• [Written problem] Tally every line of the material that includes "Social", then give the tally and nothing else.

• [Available data]
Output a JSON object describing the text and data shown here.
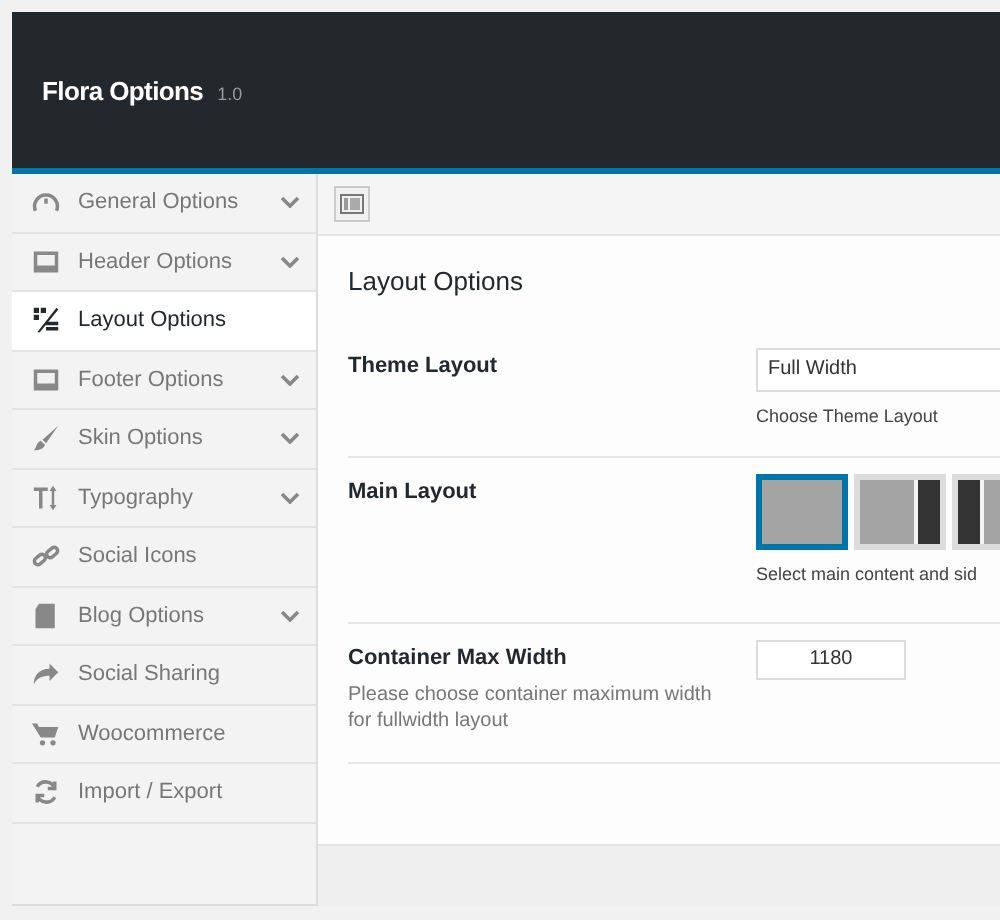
{
  "header": {
    "title": "Flora Options",
    "version": "1.0"
  },
  "sidebar": {
    "items": [
      {
        "label": "General Options",
        "selected": false,
        "expandable": true
      },
      {
        "label": "Header Options",
        "selected": false,
        "expandable": true
      },
      {
        "label": "Layout Options",
        "selected": true,
        "expandable": false
      },
      {
        "label": "Footer Options",
        "selected": false,
        "expandable": true
      },
      {
        "label": "Skin Options",
        "selected": false,
        "expandable": true
      },
      {
        "label": "Typography",
        "selected": false,
        "expandable": true
      },
      {
        "label": "Social Icons",
        "selected": false,
        "expandable": false
      },
      {
        "label": "Blog Options",
        "selected": false,
        "expandable": true
      },
      {
        "label": "Social Sharing",
        "selected": false,
        "expandable": false
      },
      {
        "label": "Woocommerce",
        "selected": false,
        "expandable": false
      },
      {
        "label": "Import / Export",
        "selected": false,
        "expandable": false
      }
    ]
  },
  "section": {
    "title": "Layout Options",
    "fields": [
      {
        "kind": "select",
        "label": "Theme Layout",
        "value": "Full Width",
        "help": "Choose Theme Layout"
      },
      {
        "kind": "images",
        "label": "Main Layout",
        "options": [
          {
            "selected": true
          },
          {
            "selected": false
          },
          {
            "selected": false
          }
        ],
        "help": "Select main content and sid"
      },
      {
        "kind": "text",
        "label": "Container Max Width",
        "description": "Please choose container maximum width for fullwidth layout",
        "value": "1180"
      }
    ]
  }
}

• [Answer to the problem] 2